Data entries

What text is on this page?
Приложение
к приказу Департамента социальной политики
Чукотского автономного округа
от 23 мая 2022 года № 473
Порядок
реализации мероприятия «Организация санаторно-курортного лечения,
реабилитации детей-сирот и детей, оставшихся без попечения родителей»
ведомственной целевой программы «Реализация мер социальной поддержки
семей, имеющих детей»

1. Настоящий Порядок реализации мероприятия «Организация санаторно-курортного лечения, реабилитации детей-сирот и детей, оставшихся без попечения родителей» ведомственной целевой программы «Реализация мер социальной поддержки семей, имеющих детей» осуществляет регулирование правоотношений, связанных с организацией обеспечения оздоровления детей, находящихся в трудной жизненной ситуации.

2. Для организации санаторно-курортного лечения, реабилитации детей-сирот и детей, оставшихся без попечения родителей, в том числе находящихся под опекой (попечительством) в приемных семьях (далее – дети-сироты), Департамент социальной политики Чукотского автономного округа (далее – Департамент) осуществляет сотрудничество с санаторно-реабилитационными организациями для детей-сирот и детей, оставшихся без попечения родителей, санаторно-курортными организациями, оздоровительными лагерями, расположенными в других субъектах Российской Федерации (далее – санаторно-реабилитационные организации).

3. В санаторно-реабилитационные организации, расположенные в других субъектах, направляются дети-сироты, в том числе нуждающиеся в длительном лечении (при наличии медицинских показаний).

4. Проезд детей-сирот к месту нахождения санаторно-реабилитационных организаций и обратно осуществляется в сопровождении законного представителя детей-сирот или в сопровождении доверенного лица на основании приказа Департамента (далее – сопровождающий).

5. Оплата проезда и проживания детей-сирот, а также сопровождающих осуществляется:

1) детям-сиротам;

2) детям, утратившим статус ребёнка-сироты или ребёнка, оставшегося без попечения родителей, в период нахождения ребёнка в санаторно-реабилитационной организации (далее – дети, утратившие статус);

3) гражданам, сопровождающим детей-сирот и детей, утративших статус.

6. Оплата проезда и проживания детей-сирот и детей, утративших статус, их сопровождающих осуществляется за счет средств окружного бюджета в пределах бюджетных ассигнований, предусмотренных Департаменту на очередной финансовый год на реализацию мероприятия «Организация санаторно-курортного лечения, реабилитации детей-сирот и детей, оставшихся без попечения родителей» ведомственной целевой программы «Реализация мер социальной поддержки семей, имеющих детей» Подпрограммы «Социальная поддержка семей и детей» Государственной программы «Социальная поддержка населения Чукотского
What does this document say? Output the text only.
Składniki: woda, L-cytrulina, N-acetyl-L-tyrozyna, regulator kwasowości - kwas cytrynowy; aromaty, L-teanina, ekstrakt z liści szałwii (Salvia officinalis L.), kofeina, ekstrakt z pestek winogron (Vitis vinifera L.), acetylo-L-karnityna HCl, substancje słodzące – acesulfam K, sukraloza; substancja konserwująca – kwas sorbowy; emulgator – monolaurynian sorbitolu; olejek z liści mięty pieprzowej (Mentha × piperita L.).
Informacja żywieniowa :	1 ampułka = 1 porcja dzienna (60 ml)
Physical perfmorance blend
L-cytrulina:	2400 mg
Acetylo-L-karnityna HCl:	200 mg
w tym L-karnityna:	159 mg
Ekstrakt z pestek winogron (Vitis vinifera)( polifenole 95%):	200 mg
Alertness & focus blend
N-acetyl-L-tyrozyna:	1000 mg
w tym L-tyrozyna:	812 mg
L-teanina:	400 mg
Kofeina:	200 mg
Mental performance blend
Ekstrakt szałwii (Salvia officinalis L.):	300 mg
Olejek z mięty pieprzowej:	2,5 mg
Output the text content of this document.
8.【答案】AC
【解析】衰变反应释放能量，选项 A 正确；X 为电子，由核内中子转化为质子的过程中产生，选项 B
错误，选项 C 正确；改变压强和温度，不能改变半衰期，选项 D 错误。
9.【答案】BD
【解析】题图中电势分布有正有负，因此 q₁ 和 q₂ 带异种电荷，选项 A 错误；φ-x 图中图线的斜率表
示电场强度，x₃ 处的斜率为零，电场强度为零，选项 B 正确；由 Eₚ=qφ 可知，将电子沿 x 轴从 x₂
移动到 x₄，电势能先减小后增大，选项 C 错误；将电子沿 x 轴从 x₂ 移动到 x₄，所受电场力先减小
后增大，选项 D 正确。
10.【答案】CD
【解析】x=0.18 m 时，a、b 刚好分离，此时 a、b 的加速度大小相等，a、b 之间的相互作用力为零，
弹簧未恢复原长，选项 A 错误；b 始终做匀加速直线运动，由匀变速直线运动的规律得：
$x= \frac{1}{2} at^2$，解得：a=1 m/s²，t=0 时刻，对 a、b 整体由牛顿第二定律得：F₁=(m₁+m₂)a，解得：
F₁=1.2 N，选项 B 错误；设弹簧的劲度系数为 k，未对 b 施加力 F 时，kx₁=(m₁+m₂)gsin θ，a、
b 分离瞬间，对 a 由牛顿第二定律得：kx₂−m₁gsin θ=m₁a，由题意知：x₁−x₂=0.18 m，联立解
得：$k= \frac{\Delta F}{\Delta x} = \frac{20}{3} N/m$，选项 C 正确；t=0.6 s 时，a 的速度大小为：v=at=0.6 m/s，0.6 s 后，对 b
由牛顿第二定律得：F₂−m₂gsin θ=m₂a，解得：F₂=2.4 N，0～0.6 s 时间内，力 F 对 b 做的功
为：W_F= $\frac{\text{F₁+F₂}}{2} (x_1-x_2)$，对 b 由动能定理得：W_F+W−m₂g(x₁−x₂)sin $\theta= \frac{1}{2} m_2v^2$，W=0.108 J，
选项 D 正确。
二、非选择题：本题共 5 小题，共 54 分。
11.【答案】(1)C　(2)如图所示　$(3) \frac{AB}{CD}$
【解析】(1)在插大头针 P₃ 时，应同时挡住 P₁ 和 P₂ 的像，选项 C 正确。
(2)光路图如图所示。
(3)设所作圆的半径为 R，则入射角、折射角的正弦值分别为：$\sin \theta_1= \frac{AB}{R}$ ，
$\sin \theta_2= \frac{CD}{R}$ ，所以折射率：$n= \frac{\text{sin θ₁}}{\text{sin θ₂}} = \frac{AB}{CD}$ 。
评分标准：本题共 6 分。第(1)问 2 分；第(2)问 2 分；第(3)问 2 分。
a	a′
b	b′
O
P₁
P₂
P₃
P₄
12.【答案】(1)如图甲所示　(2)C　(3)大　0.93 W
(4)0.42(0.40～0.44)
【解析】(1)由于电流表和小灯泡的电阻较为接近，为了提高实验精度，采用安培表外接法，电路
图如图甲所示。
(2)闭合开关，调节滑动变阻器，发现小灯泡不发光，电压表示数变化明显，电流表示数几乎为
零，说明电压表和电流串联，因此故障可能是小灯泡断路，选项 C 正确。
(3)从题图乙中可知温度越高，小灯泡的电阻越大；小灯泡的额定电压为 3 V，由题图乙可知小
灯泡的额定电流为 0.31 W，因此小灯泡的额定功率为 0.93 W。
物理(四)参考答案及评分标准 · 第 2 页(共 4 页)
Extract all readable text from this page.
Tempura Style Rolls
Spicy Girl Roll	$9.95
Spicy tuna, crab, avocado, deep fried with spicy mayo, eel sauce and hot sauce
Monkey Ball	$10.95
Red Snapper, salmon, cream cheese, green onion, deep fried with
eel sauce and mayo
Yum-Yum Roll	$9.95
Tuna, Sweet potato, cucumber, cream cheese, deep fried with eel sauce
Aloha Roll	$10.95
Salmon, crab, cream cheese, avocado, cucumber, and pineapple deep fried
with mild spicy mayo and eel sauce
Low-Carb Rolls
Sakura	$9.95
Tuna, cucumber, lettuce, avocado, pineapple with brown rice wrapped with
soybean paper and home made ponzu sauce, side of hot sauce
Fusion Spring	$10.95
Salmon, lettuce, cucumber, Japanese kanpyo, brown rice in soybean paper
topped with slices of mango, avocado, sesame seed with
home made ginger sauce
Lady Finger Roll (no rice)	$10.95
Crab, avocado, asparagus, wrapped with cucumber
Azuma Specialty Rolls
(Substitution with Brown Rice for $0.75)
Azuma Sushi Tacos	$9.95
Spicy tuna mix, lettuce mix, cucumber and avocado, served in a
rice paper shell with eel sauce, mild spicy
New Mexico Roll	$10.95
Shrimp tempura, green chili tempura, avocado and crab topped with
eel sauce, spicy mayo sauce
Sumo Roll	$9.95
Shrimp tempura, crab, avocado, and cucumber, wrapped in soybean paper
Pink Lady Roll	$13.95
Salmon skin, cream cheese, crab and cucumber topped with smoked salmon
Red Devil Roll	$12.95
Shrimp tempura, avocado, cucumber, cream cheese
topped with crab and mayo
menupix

#### WRITTEN PROBLEM:
Your output consists solely of the lines from the one with "Extract all readable text from this page." through the last line, copied exactly.

#### REPLY:
Extract all readable text from this page.
Tempura Style Rolls
Spicy Girl Roll	$9.95
Spicy tuna, crab, avocado, deep fried with spicy mayo, eel sauce and hot sauce
Monkey Ball	$10.95
Red Snapper, salmon, cream cheese, green onion, deep fried with
eel sauce and mayo
Yum-Yum Roll	$9.95
Tuna, Sweet potato, cucumber, cream cheese, deep fried with eel sauce
Aloha Roll	$10.95
Salmon, crab, cream cheese, avocado, cucumber, and pineapple deep fried
with mild spicy mayo and eel sauce
Low-Carb Rolls
Sakura	$9.95
Tuna, cucumber, lettuce, avocado, pineapple with brown rice wrapped with
soybean paper and home made ponzu sauce, side of hot sauce
Fusion Spring	$10.95
Salmon, lettuce, cucumber, Japanese kanpyo, brown rice in soybean paper
topped with slices of mango, avocado, sesame seed with
home made ginger sauce
Lady Finger Roll (no rice)	$10.95
Crab, avocado, asparagus, wrapped with cucumber
Azuma Specialty Rolls
(Substitution with Brown Rice for $0.75)
Azuma Sushi Tacos	$9.95
Spicy tuna mix, lettuce mix, cucumber and avocado, served in a
rice paper shell with eel sauce, mild spicy
New Mexico Roll	$10.95
Shrimp tempura, green chili tempura, avocado and crab topped with
eel sauce, spicy mayo sauce
Sumo Roll	$9.95
Shrimp tempura, crab, avocado, and cucumber, wrapped in soybean paper
Pink Lady Roll	$13.95
Salmon skin, cream cheese, crab and cucumber topped with smoked salmon
Red Devil Roll	$12.95
Shrimp tempura, avocado, cucumber, cream cheese
topped with crab and mayo
menupix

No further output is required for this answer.